AIM OF THE TASK
Filter out everything except lines holding "Российской".

══ TASK DATA

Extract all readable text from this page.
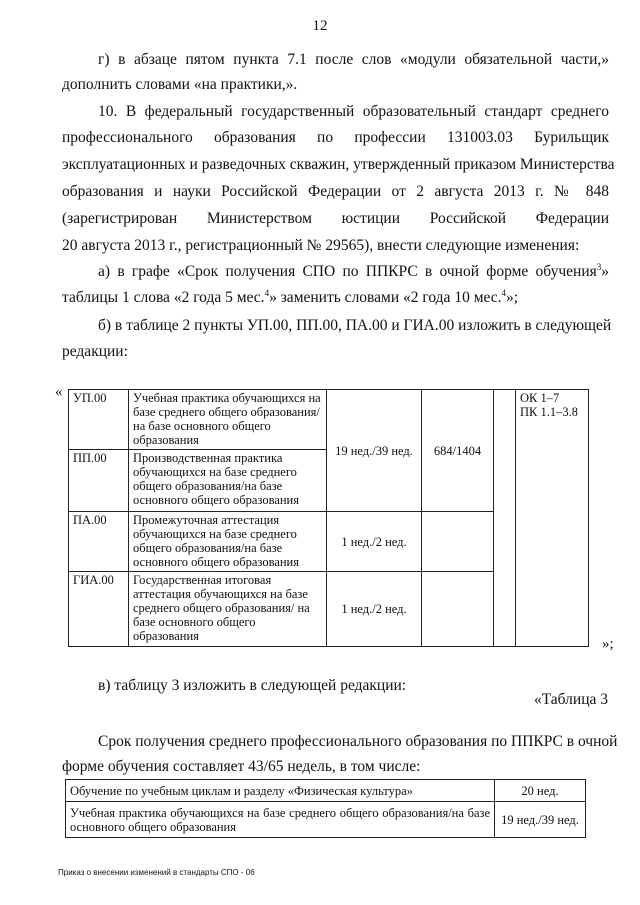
12
г) в абзаце пятом пункта 7.1 после слов «модули обязательной части,»
дополнить словами «на практики,».
10. В федеральный государственный образовательный стандарт среднего
профессионального образования по профессии 131003.03 Бурильщик
эксплуатационных и разведочных скважин, утвержденный приказом Министерства
образования и науки Российской Федерации от 2 августа 2013 г. № 848
(зарегистрирован Министерством юстиции Российской Федерации
20 августа 2013 г., регистрационный № 29565), внести следующие изменения:
а) в графе «Срок получения СПО по ППКРС в очной форме обучения$^3$»
таблицы 1 слова «2 года 5 мес.$^4$» заменить словами «2 года 10 мес.$^4$»;
б) в таблице 2 пункты УП.00, ПП.00, ПА.00 и ГИА.00 изложить в следующей
редакции:
« УП.00	Учебная практика обучающихся на базе среднего общего образования/на базе основного общего образования	19 нед./39 нед.	684/1404		ОК 1–7
ПК 1.1–3.8

ПП.00	Производственная практика обучающихся на базе среднего общего образования/на базе основного общего образования				
ПА.00	Промежуточная аттестация обучающихся на базе среднего общего образования/на базе основного общего образования	1 нед./2 нед.			
ГИА.00	Государственная итоговая аттестация обучающихся на базе среднего общего образования/ на базе основного общего образования	1 нед./2 нед.			
»;
в) таблицу 3 изложить в следующей редакции:
«Таблица 3
Срок получения среднего профессионального образования по ППКРС в очной
форме обучения составляет 43/65 недель, в том числе:
Обучение по учебным циклам и разделу «Физическая культура»	20 нед.
Учебная практика обучающихся на базе среднего общего образования/на базе основного общего образования	19 нед./39 нед.
Приказ о внесении изменений в стандарты СПО - 06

════

TASK RESULT
образования и науки Российской Федерации от 2 августа 2013 г. № 848
(зарегистрирован Министерством юстиции Российской Федерации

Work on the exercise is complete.